:: What the task asks ::
Will you output the entries below exactly, skipping every image they contain?

##############################

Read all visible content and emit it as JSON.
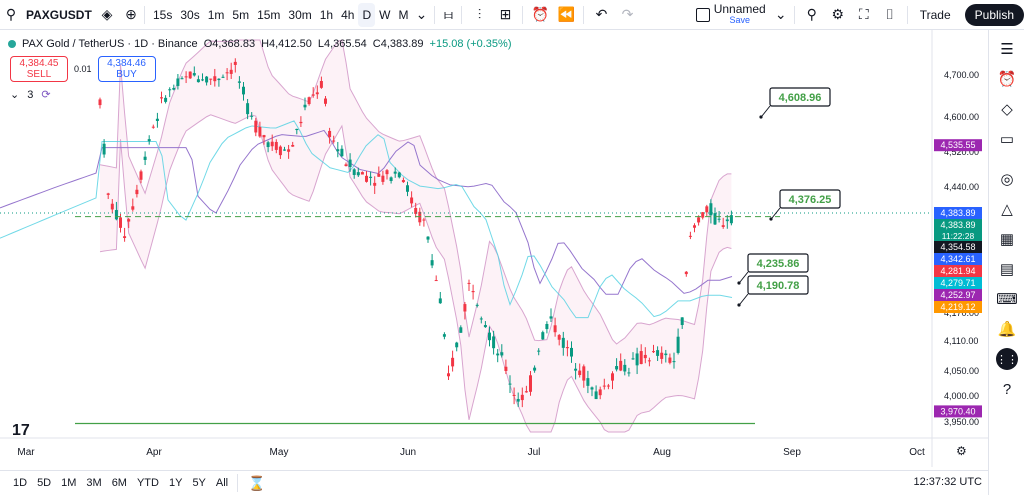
{
  "toolbar": {
    "symbol": "PAXGUSDT",
    "intervals": [
      "15s",
      "30s",
      "1m",
      "5m",
      "15m",
      "30m",
      "1h",
      "4h",
      "D",
      "W",
      "M"
    ],
    "active_interval": "D",
    "layout_name": "Unnamed",
    "layout_status": "Save",
    "trade_label": "Trade",
    "publish_label": "Publish"
  },
  "legend": {
    "title": "PAX Gold / TetherUS · 1D · Binance",
    "o": "O4,368.83",
    "h": "H4,412.50",
    "l": "L4,365.54",
    "c": "C4,383.89",
    "change": "+15.08 (+0.35%)"
  },
  "order": {
    "sell_price": "4,384.45",
    "sell_label": "SELL",
    "spread": "0.01",
    "buy_price": "4,384.46",
    "buy_label": "BUY"
  },
  "indicators_count": "3",
  "bottom": {
    "ranges": [
      "1D",
      "5D",
      "1M",
      "3M",
      "6M",
      "YTD",
      "1Y",
      "5Y",
      "All"
    ],
    "time": "12:37:32 UTC"
  },
  "colors": {
    "up": "#089981",
    "down": "#f23645",
    "bb_fill": "#fce8f0",
    "bb_line": "#d8a5cf",
    "ma_slow": "#9575cd",
    "ma_fast": "#4dd0e1",
    "annotation": "#43a047"
  },
  "chart_data": {
    "type": "candlestick",
    "y_ticks": [
      "4,700.00",
      "4,600.00",
      "4,520.00",
      "4,440.00",
      "4,383.89",
      "4,354.58",
      "4,170.00",
      "4,110.00",
      "4,050.00",
      "4,000.00",
      "3,950.00"
    ],
    "x_ticks": [
      "Mar",
      "Apr",
      "May",
      "Jun",
      "Jul",
      "Aug",
      "Sep",
      "Oct"
    ],
    "ylim": [
      3930,
      4780
    ],
    "last_price": 4383.89,
    "countdown": "11:22:28",
    "price_badges": [
      {
        "label": "4,535.55",
        "value": 4535.55,
        "color": "#9c27b0"
      },
      {
        "label": "4,383.89",
        "value": 4383.89,
        "color": "#2962ff"
      },
      {
        "label": "4,383.89",
        "value": 4383.89,
        "color": "#089981"
      },
      {
        "label": "4,354.58",
        "value": 4354.58,
        "color": "#131722"
      },
      {
        "label": "4,342.61",
        "value": 4342.61,
        "color": "#2962ff"
      },
      {
        "label": "4,281.94",
        "value": 4281.94,
        "color": "#f23645"
      },
      {
        "label": "4,279.71",
        "value": 4279.71,
        "color": "#00bcd4"
      },
      {
        "label": "4,252.97",
        "value": 4252.97,
        "color": "#9c27b0"
      },
      {
        "label": "4,219.12",
        "value": 4219.12,
        "color": "#ff9800"
      },
      {
        "label": "3,970.40",
        "value": 3970.4,
        "color": "#9c27b0"
      }
    ],
    "annotations": [
      {
        "label": "4,608.96",
        "value": 4608.96
      },
      {
        "label": "4,376.25",
        "value": 4376.25
      },
      {
        "label": "4,235.86",
        "value": 4235.86
      },
      {
        "label": "4,190.78",
        "value": 4190.78
      }
    ],
    "support_level": 3947,
    "dashed_level": 4376.25
  }
}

##############################

:: Expected answer ::
Read all visible content and emit it as JSON.
{
  "toolbar": {
    "symbol": "PAXGUSDT",
    "intervals": [
      "15s",
      "30s",
      "1m",
      "5m",
      "15m",
      "30m",
      "1h",
      "4h",
      "D",
      "W",
      "M"
    ],
    "active_interval": "D",
    "layout_name": "Unnamed",
    "layout_status": "Save",
    "trade_label": "Trade",
    "publish_label": "Publish"
  },
  "legend": {
    "title": "PAX Gold / TetherUS · 1D · Binance",
    "o": "O4,368.83",
    "h": "H4,412.50",
    "l": "L4,365.54",
    "c": "C4,383.89",
    "change": "+15.08 (+0.35%)"
  },
  "order": {
    "sell_price": "4,384.45",
    "sell_label": "SELL",
    "spread": "0.01",
    "buy_price": "4,384.46",
    "buy_label": "BUY"
  },
  "indicators_count": "3",
  "bottom": {
    "ranges": [
      "1D",
      "5D",
      "1M",
      "3M",
      "6M",
      "YTD",
      "1Y",
      "5Y",
      "All"
    ],
    "time": "12:37:32 UTC"
  },
  "colors": {
    "up": "#089981",
    "down": "#f23645",
    "bb_fill": "#fce8f0",
    "bb_line": "#d8a5cf",
    "ma_slow": "#9575cd",
    "ma_fast": "#4dd0e1",
    "annotation": "#43a047"
  },
  "chart_data": {
    "type": "candlestick",
    "y_ticks": [
      "4,700.00",
      "4,600.00",
      "4,520.00",
      "4,440.00",
      "4,383.89",
      "4,354.58",
      "4,170.00",
      "4,110.00",
      "4,050.00",
      "4,000.00",
      "3,950.00"
    ],
    "x_ticks": [
      "Mar",
      "Apr",
      "May",
      "Jun",
      "Jul",
      "Aug",
      "Sep",
      "Oct"
    ],
    "ylim": [
      3930,
      4780
    ],
    "last_price": 4383.89,
    "countdown": "11:22:28",
    "price_badges": [
      {
        "label": "4,535.55",
        "value": 4535.55,
        "color": "#9c27b0"
      },
      {
        "label": "4,383.89",
        "value": 4383.89,
        "color": "#2962ff"
      },
      {
        "label": "4,383.89",
        "value": 4383.89,
        "color": "#089981"
      },
      {
        "label": "4,354.58",
        "value": 4354.58,
        "color": "#131722"
      },
      {
        "label": "4,342.61",
        "value": 4342.61,
        "color": "#2962ff"
      },
      {
        "label": "4,281.94",
        "value": 4281.94,
        "color": "#f23645"
      },
      {
        "label": "4,279.71",
        "value": 4279.71,
        "color": "#00bcd4"
      },
      {
        "label": "4,252.97",
        "value": 4252.97,
        "color": "#9c27b0"
      },
      {
        "label": "4,219.12",
        "value": 4219.12,
        "color": "#ff9800"
      },
      {
        "label": "3,970.40",
        "value": 3970.4,
        "color": "#9c27b0"
      }
    ],
    "annotations": [
      {
        "label": "4,608.96",
        "value": 4608.96
      },
      {
        "label": "4,376.25",
        "value": 4376.25
      },
      {
        "label": "4,235.86",
        "value": 4235.86
      },
      {
        "label": "4,190.78",
        "value": 4190.78
      }
    ],
    "support_level": 3947,
    "dashed_level": 4376.25
  }
}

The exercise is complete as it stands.